= Goal =
List, from the lines below, each one with "jälleenmyyjään" in it.

═══ Task material

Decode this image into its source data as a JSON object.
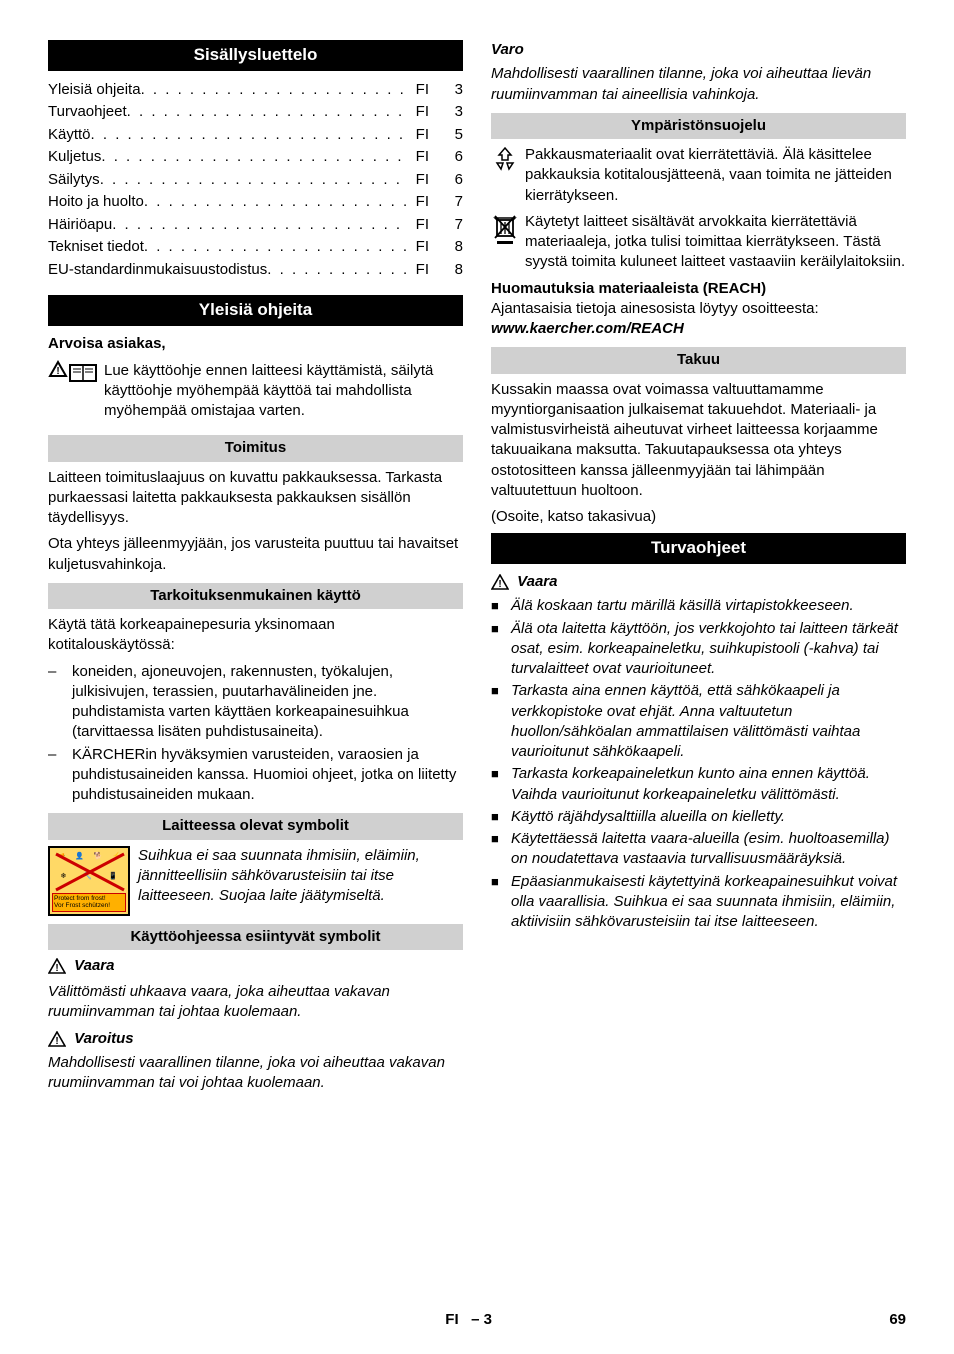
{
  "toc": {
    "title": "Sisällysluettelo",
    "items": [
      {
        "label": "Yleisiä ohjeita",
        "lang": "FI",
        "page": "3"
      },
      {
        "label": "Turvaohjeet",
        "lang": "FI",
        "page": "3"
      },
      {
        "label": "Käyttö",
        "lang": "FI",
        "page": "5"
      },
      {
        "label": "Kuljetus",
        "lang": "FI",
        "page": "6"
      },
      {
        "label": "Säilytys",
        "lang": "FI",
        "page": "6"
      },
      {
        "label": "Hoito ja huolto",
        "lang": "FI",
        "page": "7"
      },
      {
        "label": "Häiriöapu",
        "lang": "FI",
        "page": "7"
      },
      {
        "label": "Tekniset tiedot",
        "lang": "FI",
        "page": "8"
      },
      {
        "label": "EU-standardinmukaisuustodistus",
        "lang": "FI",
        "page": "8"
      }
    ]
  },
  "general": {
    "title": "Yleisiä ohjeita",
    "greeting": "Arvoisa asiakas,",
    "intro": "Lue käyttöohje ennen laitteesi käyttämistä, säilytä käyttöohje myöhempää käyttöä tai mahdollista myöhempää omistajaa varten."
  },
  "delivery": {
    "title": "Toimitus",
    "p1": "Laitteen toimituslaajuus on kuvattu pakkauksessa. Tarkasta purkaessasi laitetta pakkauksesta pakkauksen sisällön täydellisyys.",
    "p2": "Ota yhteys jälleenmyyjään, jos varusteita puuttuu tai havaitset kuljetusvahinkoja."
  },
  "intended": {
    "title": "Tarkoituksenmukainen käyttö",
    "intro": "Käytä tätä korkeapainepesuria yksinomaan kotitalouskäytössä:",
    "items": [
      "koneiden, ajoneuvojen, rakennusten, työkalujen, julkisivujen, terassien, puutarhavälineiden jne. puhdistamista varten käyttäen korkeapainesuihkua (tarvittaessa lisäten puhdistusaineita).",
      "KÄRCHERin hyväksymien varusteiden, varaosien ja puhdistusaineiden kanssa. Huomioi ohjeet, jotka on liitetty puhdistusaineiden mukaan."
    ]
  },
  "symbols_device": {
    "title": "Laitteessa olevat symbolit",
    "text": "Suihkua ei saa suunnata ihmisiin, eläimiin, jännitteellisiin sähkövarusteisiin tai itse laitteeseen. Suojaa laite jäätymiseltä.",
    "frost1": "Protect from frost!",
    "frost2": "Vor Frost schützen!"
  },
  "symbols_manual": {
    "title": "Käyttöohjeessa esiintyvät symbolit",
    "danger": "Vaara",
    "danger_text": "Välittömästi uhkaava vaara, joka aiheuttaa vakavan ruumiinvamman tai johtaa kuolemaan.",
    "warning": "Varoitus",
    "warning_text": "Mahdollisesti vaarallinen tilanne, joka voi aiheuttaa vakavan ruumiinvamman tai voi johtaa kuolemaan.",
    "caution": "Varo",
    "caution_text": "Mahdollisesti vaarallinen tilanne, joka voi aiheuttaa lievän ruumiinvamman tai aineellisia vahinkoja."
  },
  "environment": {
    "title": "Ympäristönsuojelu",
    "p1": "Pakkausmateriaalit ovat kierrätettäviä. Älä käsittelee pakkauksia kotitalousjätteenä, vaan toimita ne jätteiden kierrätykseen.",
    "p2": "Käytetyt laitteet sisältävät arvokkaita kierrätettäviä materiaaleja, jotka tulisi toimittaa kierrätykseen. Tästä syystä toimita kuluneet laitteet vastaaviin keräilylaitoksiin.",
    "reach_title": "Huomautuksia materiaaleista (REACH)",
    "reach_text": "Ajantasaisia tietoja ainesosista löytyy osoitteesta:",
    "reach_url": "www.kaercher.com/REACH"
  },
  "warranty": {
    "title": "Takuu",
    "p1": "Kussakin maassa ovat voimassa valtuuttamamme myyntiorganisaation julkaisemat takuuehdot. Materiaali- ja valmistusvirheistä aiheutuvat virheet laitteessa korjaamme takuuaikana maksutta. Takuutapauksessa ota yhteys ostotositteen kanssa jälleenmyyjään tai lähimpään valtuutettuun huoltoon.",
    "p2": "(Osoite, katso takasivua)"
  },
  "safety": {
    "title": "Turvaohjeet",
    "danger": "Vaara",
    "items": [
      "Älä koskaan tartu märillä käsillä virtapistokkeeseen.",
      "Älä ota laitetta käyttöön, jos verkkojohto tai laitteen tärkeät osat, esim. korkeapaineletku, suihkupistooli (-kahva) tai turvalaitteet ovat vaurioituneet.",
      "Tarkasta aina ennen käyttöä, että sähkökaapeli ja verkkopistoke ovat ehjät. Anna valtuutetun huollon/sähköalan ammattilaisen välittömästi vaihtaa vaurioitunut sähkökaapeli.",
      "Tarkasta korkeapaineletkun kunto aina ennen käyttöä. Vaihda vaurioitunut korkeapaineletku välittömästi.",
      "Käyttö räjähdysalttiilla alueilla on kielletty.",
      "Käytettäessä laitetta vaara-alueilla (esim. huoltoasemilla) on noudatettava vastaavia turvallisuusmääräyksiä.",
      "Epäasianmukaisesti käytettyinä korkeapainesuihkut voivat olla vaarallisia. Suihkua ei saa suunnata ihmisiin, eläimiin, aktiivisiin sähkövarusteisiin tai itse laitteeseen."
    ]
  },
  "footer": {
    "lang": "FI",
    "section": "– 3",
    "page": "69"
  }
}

══════
═══ Task material

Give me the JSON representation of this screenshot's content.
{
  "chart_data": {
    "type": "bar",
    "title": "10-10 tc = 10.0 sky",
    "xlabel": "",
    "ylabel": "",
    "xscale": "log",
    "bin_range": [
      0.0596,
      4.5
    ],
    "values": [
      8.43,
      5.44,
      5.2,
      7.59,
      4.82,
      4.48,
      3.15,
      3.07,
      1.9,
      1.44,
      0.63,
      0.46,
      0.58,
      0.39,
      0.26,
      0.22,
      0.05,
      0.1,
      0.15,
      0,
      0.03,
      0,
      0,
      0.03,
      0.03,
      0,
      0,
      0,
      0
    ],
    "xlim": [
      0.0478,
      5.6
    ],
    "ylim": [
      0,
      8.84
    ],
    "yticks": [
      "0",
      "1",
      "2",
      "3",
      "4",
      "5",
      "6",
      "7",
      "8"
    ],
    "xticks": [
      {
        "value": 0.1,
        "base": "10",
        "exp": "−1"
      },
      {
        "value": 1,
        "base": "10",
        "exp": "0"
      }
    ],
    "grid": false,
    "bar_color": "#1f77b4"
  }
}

══════

= Exercise answer =
    "p2": "Ota yhteys jälleenmyyjään, jos varusteita puuttuu tai havaitset kuljetusvahinkoja."
    "p1": "Kussakin maassa ovat voimassa valtuuttamamme myyntiorganisaation julkaisemat takuuehdot. Materiaali- ja valmistusvirheistä aiheutuvat virheet laitteessa korjaamme takuuaikana maksutta. Takuutapauksessa ota yhteys ostotositteen kanssa jälleenmyyjään tai lähimpään valtuutettuun huoltoon.",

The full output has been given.